Data entries:
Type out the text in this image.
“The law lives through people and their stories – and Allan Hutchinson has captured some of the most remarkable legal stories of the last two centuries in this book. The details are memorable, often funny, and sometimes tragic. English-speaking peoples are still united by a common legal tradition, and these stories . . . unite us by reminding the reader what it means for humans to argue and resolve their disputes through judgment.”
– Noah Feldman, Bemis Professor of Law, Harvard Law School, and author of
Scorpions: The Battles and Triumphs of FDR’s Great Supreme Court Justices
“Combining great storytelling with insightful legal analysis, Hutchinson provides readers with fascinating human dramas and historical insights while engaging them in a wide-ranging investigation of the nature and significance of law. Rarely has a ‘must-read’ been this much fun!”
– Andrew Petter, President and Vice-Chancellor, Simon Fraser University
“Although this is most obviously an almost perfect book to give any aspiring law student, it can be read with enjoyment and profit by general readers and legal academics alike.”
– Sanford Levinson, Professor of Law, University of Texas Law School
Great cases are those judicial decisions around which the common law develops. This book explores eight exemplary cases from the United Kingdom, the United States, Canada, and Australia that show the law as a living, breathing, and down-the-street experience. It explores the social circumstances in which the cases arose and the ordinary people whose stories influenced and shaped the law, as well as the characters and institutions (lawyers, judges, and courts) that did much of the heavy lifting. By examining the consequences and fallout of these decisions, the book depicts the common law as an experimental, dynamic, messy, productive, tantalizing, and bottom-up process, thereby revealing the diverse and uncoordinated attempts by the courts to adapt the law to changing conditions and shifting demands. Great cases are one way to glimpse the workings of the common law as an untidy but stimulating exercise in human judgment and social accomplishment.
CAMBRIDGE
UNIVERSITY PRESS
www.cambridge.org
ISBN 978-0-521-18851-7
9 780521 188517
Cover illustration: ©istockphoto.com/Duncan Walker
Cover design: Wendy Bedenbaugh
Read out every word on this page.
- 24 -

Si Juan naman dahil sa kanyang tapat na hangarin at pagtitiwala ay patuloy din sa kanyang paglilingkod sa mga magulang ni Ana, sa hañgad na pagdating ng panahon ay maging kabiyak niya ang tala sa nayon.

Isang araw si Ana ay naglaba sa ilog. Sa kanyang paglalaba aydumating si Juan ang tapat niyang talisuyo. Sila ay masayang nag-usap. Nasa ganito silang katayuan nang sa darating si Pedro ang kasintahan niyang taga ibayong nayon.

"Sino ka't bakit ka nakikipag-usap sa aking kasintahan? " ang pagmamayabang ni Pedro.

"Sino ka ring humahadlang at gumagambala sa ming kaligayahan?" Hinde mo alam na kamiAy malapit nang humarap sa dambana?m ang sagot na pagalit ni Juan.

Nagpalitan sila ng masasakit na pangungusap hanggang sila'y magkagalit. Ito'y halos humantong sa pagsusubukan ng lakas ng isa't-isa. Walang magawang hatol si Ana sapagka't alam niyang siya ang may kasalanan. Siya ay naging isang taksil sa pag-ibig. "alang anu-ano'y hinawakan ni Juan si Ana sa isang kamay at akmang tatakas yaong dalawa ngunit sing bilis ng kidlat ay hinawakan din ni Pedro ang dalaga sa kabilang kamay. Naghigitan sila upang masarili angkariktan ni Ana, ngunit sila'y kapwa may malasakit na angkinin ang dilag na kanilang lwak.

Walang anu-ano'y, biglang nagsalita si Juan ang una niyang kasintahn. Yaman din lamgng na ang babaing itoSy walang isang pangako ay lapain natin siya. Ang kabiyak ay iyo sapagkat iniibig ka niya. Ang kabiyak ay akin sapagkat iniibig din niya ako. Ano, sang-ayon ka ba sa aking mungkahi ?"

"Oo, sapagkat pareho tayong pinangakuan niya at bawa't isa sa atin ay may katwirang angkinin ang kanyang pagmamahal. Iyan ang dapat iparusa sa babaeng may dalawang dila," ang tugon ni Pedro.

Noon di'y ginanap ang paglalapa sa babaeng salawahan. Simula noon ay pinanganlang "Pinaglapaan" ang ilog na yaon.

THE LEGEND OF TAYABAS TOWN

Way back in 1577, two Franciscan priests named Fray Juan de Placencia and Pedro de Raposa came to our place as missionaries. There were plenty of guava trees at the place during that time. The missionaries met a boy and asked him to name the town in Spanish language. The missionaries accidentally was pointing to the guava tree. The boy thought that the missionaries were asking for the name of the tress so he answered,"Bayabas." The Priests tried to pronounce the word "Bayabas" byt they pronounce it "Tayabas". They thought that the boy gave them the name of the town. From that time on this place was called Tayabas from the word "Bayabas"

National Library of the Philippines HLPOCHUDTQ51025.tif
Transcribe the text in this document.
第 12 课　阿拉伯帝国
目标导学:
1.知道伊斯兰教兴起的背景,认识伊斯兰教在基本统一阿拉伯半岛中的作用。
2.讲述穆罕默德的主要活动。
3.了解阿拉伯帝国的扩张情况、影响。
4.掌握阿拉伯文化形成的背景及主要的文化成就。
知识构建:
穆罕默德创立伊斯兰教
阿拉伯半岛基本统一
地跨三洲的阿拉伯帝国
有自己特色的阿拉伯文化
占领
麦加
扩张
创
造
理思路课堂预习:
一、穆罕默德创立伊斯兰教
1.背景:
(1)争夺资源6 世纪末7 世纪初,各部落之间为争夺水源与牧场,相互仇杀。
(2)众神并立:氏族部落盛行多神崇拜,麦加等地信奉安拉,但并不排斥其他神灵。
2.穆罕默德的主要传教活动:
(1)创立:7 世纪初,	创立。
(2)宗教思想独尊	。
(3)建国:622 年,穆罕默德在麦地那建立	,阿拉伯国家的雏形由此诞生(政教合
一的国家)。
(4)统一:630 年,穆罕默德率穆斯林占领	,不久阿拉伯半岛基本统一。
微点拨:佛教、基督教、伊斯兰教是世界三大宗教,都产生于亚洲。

**Task brief:** The listing above must be transcribed exactly, line by line.

**Written solution:**
Type out the text in this image.
“The law lives through people and their stories – and Allan Hutchinson has captured some of the most remarkable legal stories of the last two centuries in this book. The details are memorable, often funny, and sometimes tragic. English-speaking peoples are still united by a common legal tradition, and these stories . . . unite us by reminding the reader what it means for humans to argue and resolve their disputes through judgment.”
– Noah Feldman, Bemis Professor of Law, Harvard Law School, and author of
Scorpions: The Battles and Triumphs of FDR’s Great Supreme Court Justices
“Combining great storytelling with insightful legal analysis, Hutchinson provides readers with fascinating human dramas and historical insights while engaging them in a wide-ranging investigation of the nature and significance of law. Rarely has a ‘must-read’ been this much fun!”
– Andrew Petter, President and Vice-Chancellor, Simon Fraser University
“Although this is most obviously an almost perfect book to give any aspiring law student, it can be read with enjoyment and profit by general readers and legal academics alike.”
– Sanford Levinson, Professor of Law, University of Texas Law School
Great cases are those judicial decisions around which the common law develops. This book explores eight exemplary cases from the United Kingdom, the United States, Canada, and Australia that show the law as a living, breathing, and down-the-street experience. It explores the social circumstances in which the cases arose and the ordinary people whose stories influenced and shaped the law, as well as the characters and institutions (lawyers, judges, and courts) that did much of the heavy lifting. By examining the consequences and fallout of these decisions, the book depicts the common law as an experimental, dynamic, messy, productive, tantalizing, and bottom-up process, thereby revealing the diverse and uncoordinated attempts by the courts to adapt the law to changing conditions and shifting demands. Great cases are one way to glimpse the workings of the common law as an untidy but stimulating exercise in human judgment and social accomplishment.
CAMBRIDGE
UNIVERSITY PRESS
www.cambridge.org
ISBN 978-0-521-18851-7
9 780521 188517
Cover illustration: ©istockphoto.com/Duncan Walker
Cover design: Wendy Bedenbaugh
Read out every word on this page.
- 24 -

Si Juan naman dahil sa kanyang tapat na hangarin at pagtitiwala ay patuloy din sa kanyang paglilingkod sa mga magulang ni Ana, sa hañgad na pagdating ng panahon ay maging kabiyak niya ang tala sa nayon.

Isang araw si Ana ay naglaba sa ilog. Sa kanyang paglalaba aydumating si Juan ang tapat niyang talisuyo. Sila ay masayang nag-usap. Nasa ganito silang katayuan nang sa darating si Pedro ang kasintahan niyang taga ibayong nayon.

"Sino ka't bakit ka nakikipag-usap sa aking kasintahan? " ang pagmamayabang ni Pedro.

"Sino ka ring humahadlang at gumagambala sa ming kaligayahan?" Hinde mo alam na kamiAy malapit nang humarap sa dambana?m ang sagot na pagalit ni Juan.

Nagpalitan sila ng masasakit na pangungusap hanggang sila'y magkagalit. Ito'y halos humantong sa pagsusubukan ng lakas ng isa't-isa. Walang magawang hatol si Ana sapagka't alam niyang siya ang may kasalanan. Siya ay naging isang taksil sa pag-ibig. "alang anu-ano'y hinawakan ni Juan si Ana sa isang kamay at akmang tatakas yaong dalawa ngunit sing bilis ng kidlat ay hinawakan din ni Pedro ang dalaga sa kabilang kamay. Naghigitan sila upang masarili angkariktan ni Ana, ngunit sila'y kapwa may malasakit na angkinin ang dilag na kanilang lwak.

Walang anu-ano'y, biglang nagsalita si Juan ang una niyang kasintahn. Yaman din lamgng na ang babaing itoSy walang isang pangako ay lapain natin siya. Ang kabiyak ay iyo sapagkat iniibig ka niya. Ang kabiyak ay akin sapagkat iniibig din niya ako. Ano, sang-ayon ka ba sa aking mungkahi ?"

"Oo, sapagkat pareho tayong pinangakuan niya at bawa't isa sa atin ay may katwirang angkinin ang kanyang pagmamahal. Iyan ang dapat iparusa sa babaeng may dalawang dila," ang tugon ni Pedro.

Noon di'y ginanap ang paglalapa sa babaeng salawahan. Simula noon ay pinanganlang "Pinaglapaan" ang ilog na yaon.

THE LEGEND OF TAYABAS TOWN

Way back in 1577, two Franciscan priests named Fray Juan de Placencia and Pedro de Raposa came to our place as missionaries. There were plenty of guava trees at the place during that time. The missionaries met a boy and asked him to name the town in Spanish language. The missionaries accidentally was pointing to the guava tree. The boy thought that the missionaries were asking for the name of the tress so he answered,"Bayabas." The Priests tried to pronounce the word "Bayabas" byt they pronounce it "Tayabas". They thought that the boy gave them the name of the town. From that time on this place was called Tayabas from the word "Bayabas"

National Library of the Philippines HLPOCHUDTQ51025.tif
Transcribe the text in this document.
第 12 课　阿拉伯帝国
目标导学:
1.知道伊斯兰教兴起的背景,认识伊斯兰教在基本统一阿拉伯半岛中的作用。
2.讲述穆罕默德的主要活动。
3.了解阿拉伯帝国的扩张情况、影响。
4.掌握阿拉伯文化形成的背景及主要的文化成就。
知识构建:
穆罕默德创立伊斯兰教
阿拉伯半岛基本统一
地跨三洲的阿拉伯帝国
有自己特色的阿拉伯文化
占领
麦加
扩张
创
造
理思路课堂预习:
一、穆罕默德创立伊斯兰教
1.背景:
(1)争夺资源6 世纪末7 世纪初,各部落之间为争夺水源与牧场,相互仇杀。
(2)众神并立:氏族部落盛行多神崇拜,麦加等地信奉安拉,但并不排斥其他神灵。
2.穆罕默德的主要传教活动:
(1)创立:7 世纪初,	创立。
(2)宗教思想独尊	。
(3)建国:622 年,穆罕默德在麦地那建立	,阿拉伯国家的雏形由此诞生(政教合
一的国家)。
(4)统一:630 年,穆罕默德率穆斯林占领	,不久阿拉伯半岛基本统一。
微点拨:佛教、基督教、伊斯兰教是世界三大宗教,都产生于亚洲。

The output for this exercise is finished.